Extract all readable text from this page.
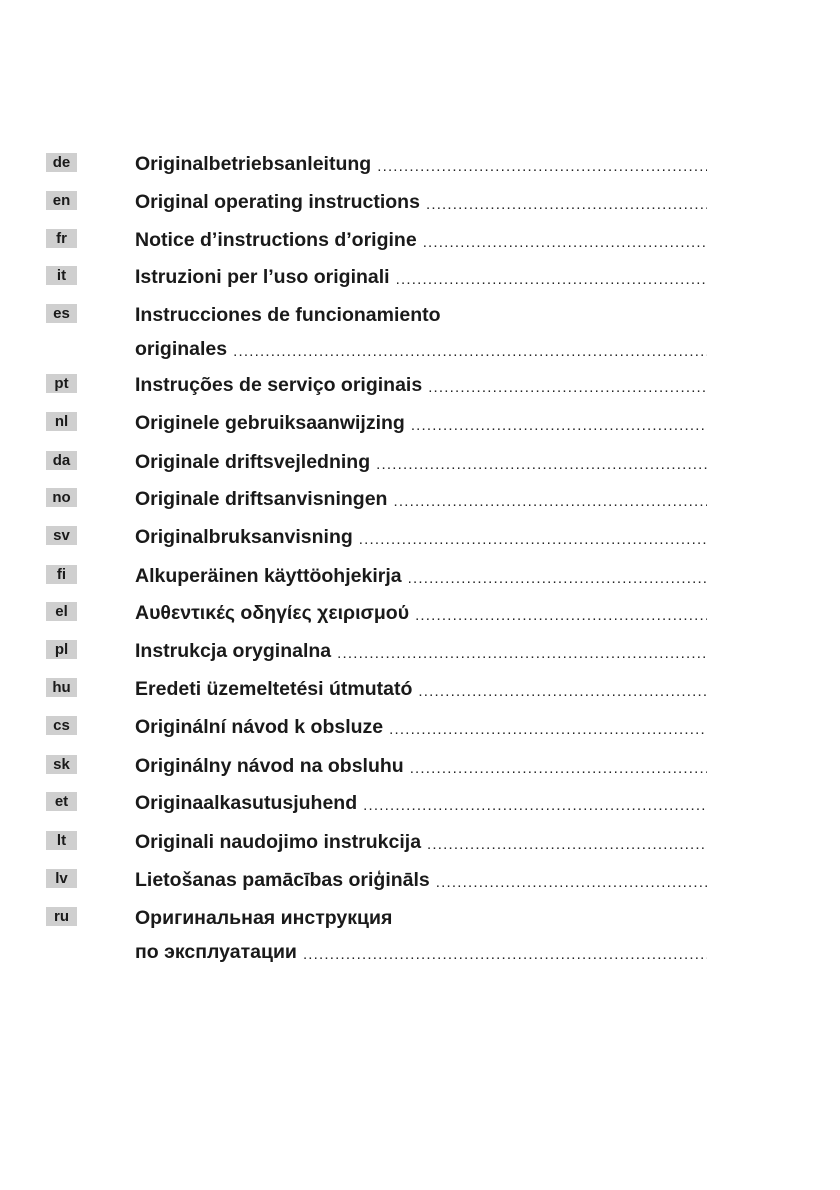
de	Originalbetriebsanleitung
.....
en	Original operating instructions
.....
fr	Notice d’instructions d’origine
.....
it	Istruzioni per l’uso originali
.....
es	Instrucciones de funcionamiento
originales
.....
pt	Instruções de serviço originais
.....
nl	Originele gebruiksaanwijzing
.....
da	Originale driftsvejledning
.....
no	Originale driftsanvisningen
.....
sv	Originalbruksanvisning
.....
fi	Alkuperäinen käyttöohjekirja
.....
el	Αυθεντικές οδηγίες χειρισμού
.....
pl	Instrukcja oryginalna
.....
hu	Eredeti üzemeltetési útmutató
.....
cs	Originální návod k obsluze
.....
sk	Originálny návod na obsluhu
.....
et	Originaalkasutusjuhend
.....
lt	Originali naudojimo instrukcija
.....
lv	Lietošanas pamācības oriģināls
.....
ru	Оригинальная инструкция
по эксплуатации
.....
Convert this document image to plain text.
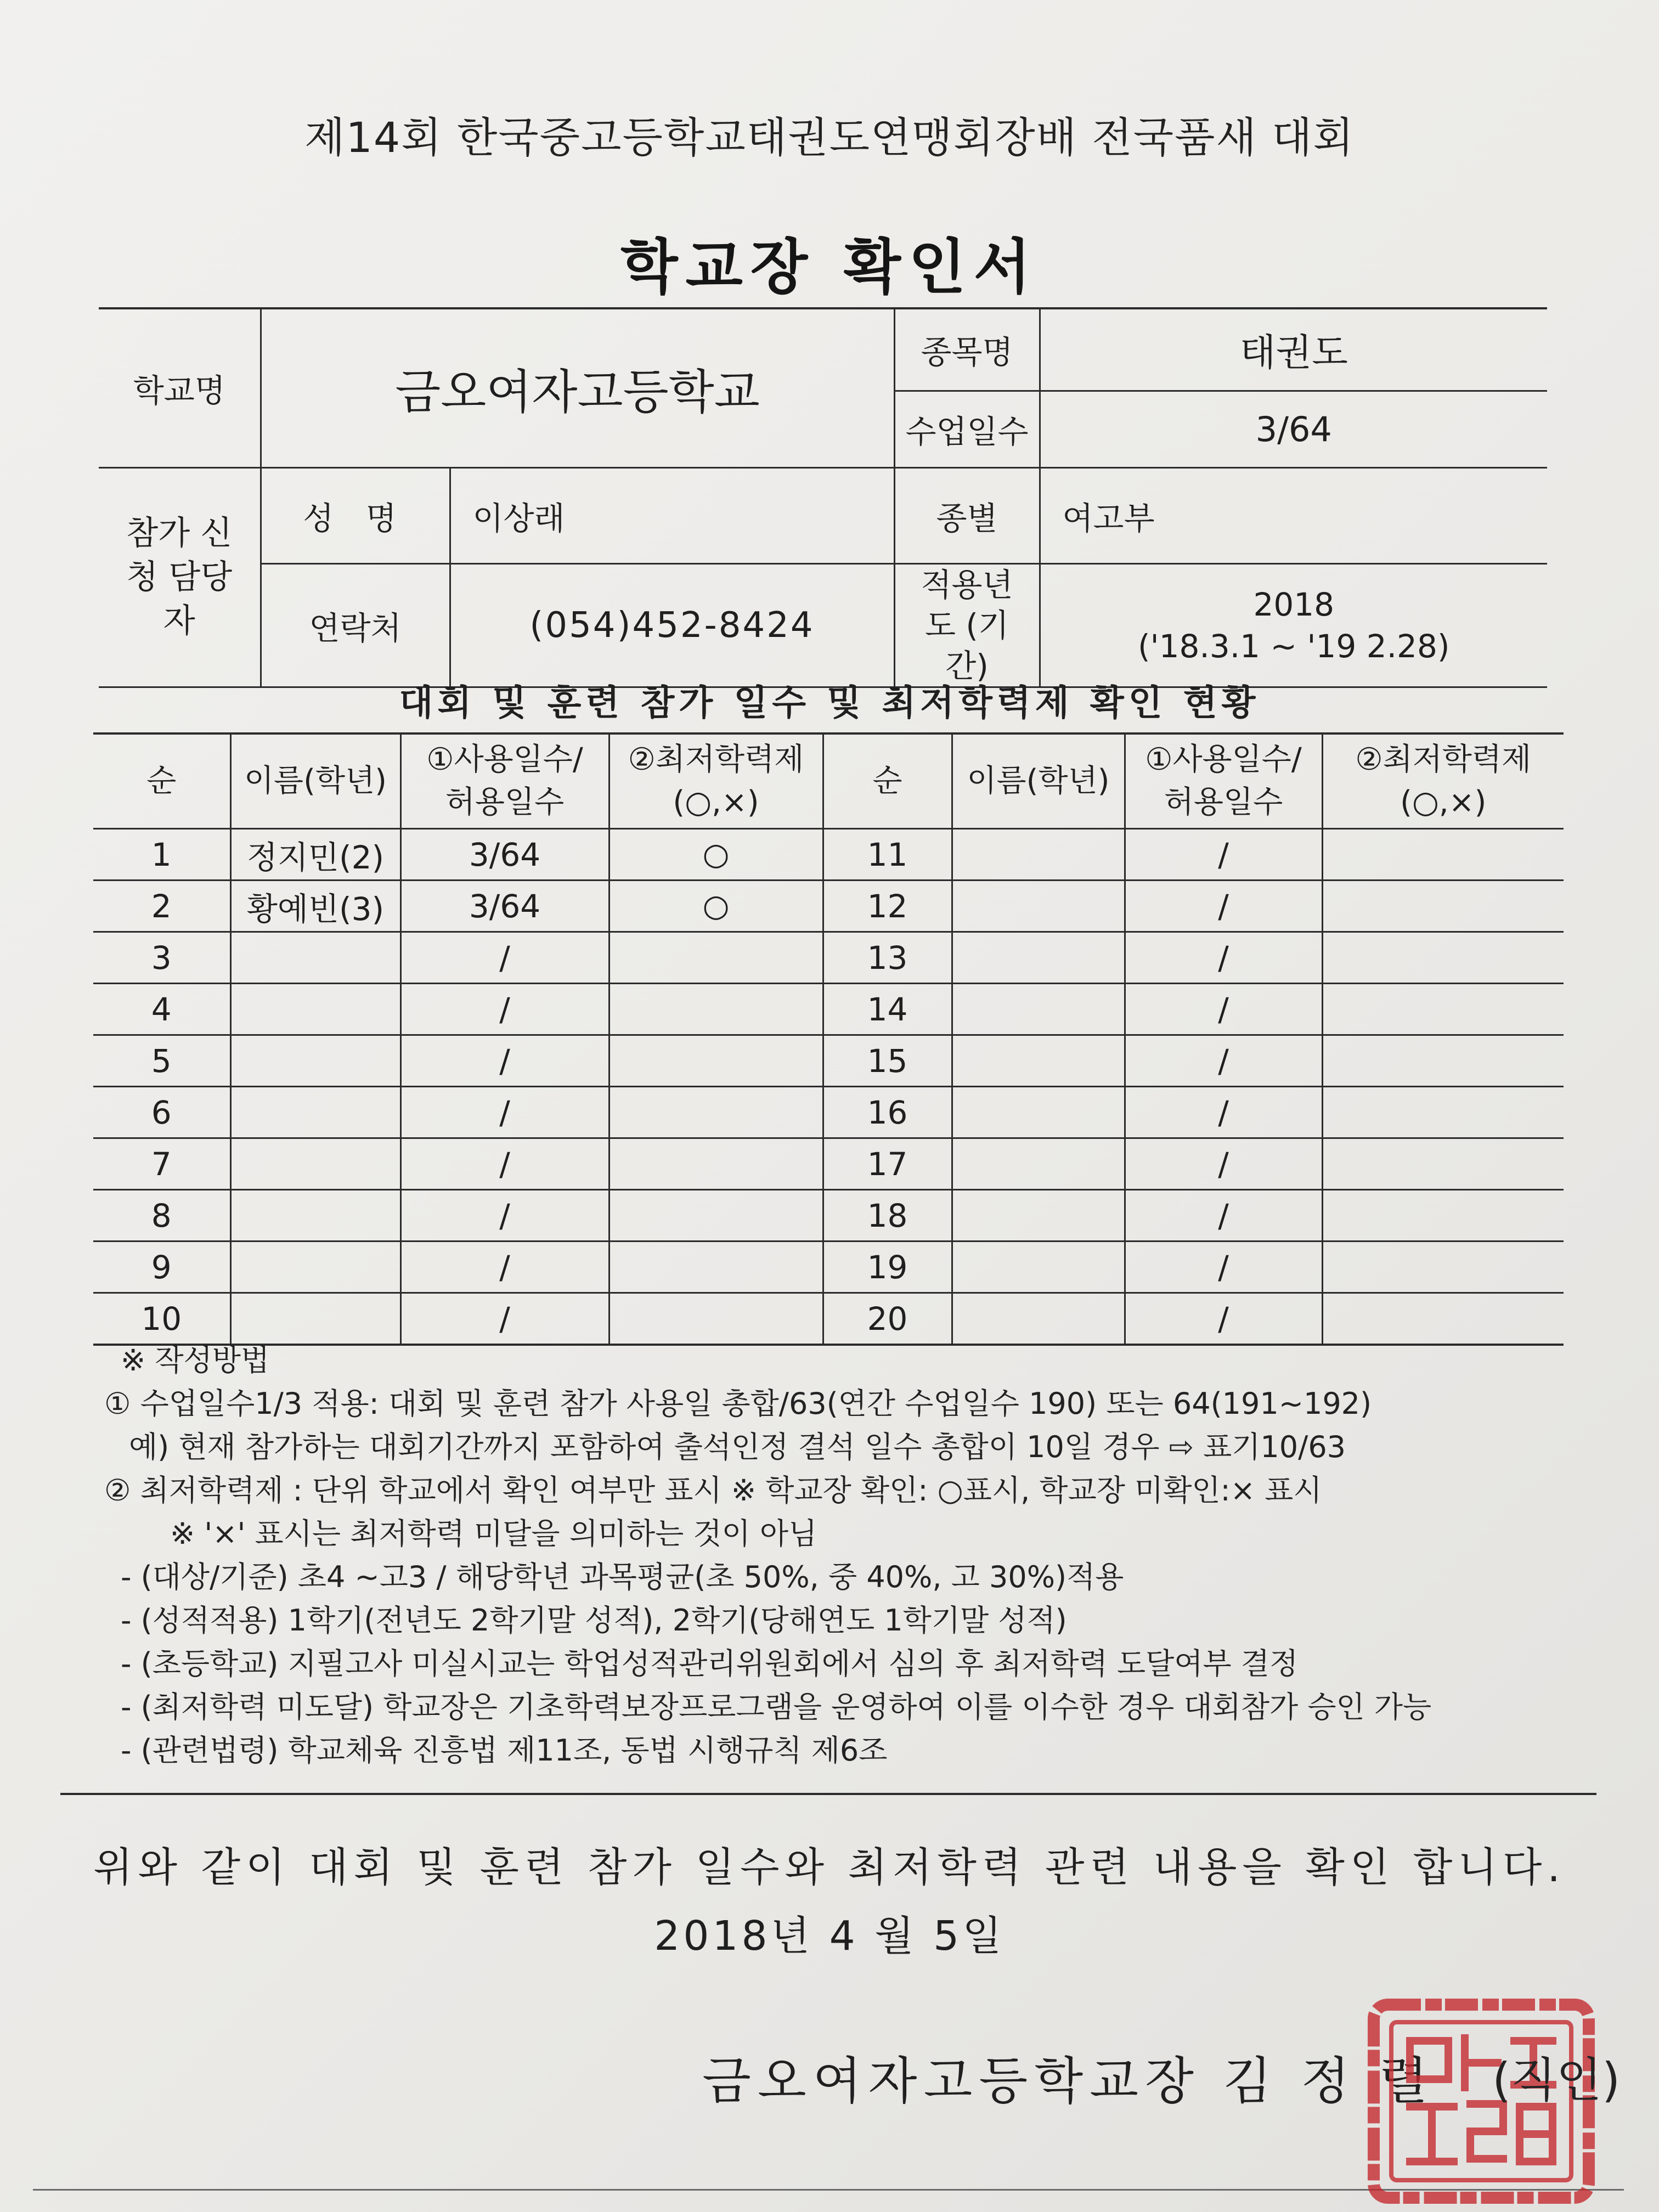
제14회 한국중고등학교태권도연맹회장배 전국품새 대회
학교장 확인서
학교명	금오여자고등학교		종목명	태권도
			수업일수	3/64
참가 신청 담당자	성 명	이상래	종별	여고부
	연락처	(054)452-8424	적용년도 (기간)	2018
('18.3.1 ~ '19 2.28)
대회 및 훈련 참가 일수 및 최저학력제 확인 현황
순	이름(학년)	①사용일수/ 허용일수	②최저학력제 (○,×)	순	이름(학년)	①사용일수/ 허용일수	②최저학력제 (○,×)
1	정지민(2)	3/64	○	11		/	
2	황예빈(3)	3/64	○	12		/	
3		/		13		/	
4		/		14		/	
5		/		15		/	
6		/		16		/	
7		/		17		/	
8		/		18		/	
9		/		19		/	
10		/		20		/	
※ 작성방법
① 수업일수1/3 적용: 대회 및 훈련 참가 사용일 총합/63(연간 수업일수 190) 또는 64(191~192)
예) 현재 참가하는 대회기간까지 포함하여 출석인정 결석 일수 총합이 10일 경우 ⇨ 표기10/63
② 최저학력제 : 단위 학교에서 확인 여부만 표시 ※ 학교장 확인: ○표시, 학교장 미확인:× 표시
※ '×' 표시는 최저학력 미달을 의미하는 것이 아님
- (대상/기준) 초4 ~고3 / 해당학년 과목평균(초 50%, 중 40%, 고 30%)적용
- (성적적용) 1학기(전년도 2학기말 성적), 2학기(당해연도 1학기말 성적)
- (초등학교) 지필고사 미실시교는 학업성적관리위원회에서 심의 후 최저학력 도달여부 결정
- (최저학력 미도달) 학교장은 기초학력보장프로그램을 운영하여 이를 이수한 경우 대회참가 승인 가능
- (관련법령) 학교체육 진흥법 제11조, 동법 시행규칙 제6조
위와 같이 대회 및 훈련 참가 일수와 최저학력 관련 내용을 확인 합니다.
2018년 4 월 5일
금오여자고등학교장 김 정 렬 (직인)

- - -

◆ **Exercise**:
Quote in full the listing given above; the images are to be left out.

◆ **Problem solution**:
Extract all readable text from this page.
de	Originalbetriebsanleitung
.....
en	Original operating instructions
.....
fr	Notice d’instructions d’origine
.....
it	Istruzioni per l’uso originali
.....
es	Instrucciones de funcionamiento
originales
.....
pt	Instruções de serviço originais
.....
nl	Originele gebruiksaanwijzing
.....
da	Originale driftsvejledning
.....
no	Originale driftsanvisningen
.....
sv	Originalbruksanvisning
.....
fi	Alkuperäinen käyttöohjekirja
.....
el	Αυθεντικές οδηγίες χειρισμού
.....
pl	Instrukcja oryginalna
.....
hu	Eredeti üzemeltetési útmutató
.....
cs	Originální návod k obsluze
.....
sk	Originálny návod na obsluhu
.....
et	Originaalkasutusjuhend
.....
lt	Originali naudojimo instrukcija
.....
lv	Lietošanas pamācības oriģināls
.....
ru	Оригинальная инструкция
по эксплуатации
.....
Convert this document image to plain text.
제14회 한국중고등학교태권도연맹회장배 전국품새 대회
학교장 확인서
학교명	금오여자고등학교		종목명	태권도
			수업일수	3/64
참가 신청 담당자	성 명	이상래	종별	여고부
	연락처	(054)452-8424	적용년도 (기간)	2018
('18.3.1 ~ '19 2.28)
대회 및 훈련 참가 일수 및 최저학력제 확인 현황
순	이름(학년)	①사용일수/ 허용일수	②최저학력제 (○,×)	순	이름(학년)	①사용일수/ 허용일수	②최저학력제 (○,×)
1	정지민(2)	3/64	○	11		/	
2	황예빈(3)	3/64	○	12		/	
3		/		13		/	
4		/		14		/	
5		/		15		/	
6		/		16		/	
7		/		17		/	
8		/		18		/	
9		/		19		/	
10		/		20		/	
※ 작성방법
① 수업일수1/3 적용: 대회 및 훈련 참가 사용일 총합/63(연간 수업일수 190) 또는 64(191~192)
예) 현재 참가하는 대회기간까지 포함하여 출석인정 결석 일수 총합이 10일 경우 ⇨ 표기10/63
② 최저학력제 : 단위 학교에서 확인 여부만 표시 ※ 학교장 확인: ○표시, 학교장 미확인:× 표시
※ '×' 표시는 최저학력 미달을 의미하는 것이 아님
- (대상/기준) 초4 ~고3 / 해당학년 과목평균(초 50%, 중 40%, 고 30%)적용
- (성적적용) 1학기(전년도 2학기말 성적), 2학기(당해연도 1학기말 성적)
- (초등학교) 지필고사 미실시교는 학업성적관리위원회에서 심의 후 최저학력 도달여부 결정
- (최저학력 미도달) 학교장은 기초학력보장프로그램을 운영하여 이를 이수한 경우 대회참가 승인 가능
- (관련법령) 학교체육 진흥법 제11조, 동법 시행규칙 제6조
위와 같이 대회 및 훈련 참가 일수와 최저학력 관련 내용을 확인 합니다.
2018년 4 월 5일
금오여자고등학교장 김 정 렬 (직인)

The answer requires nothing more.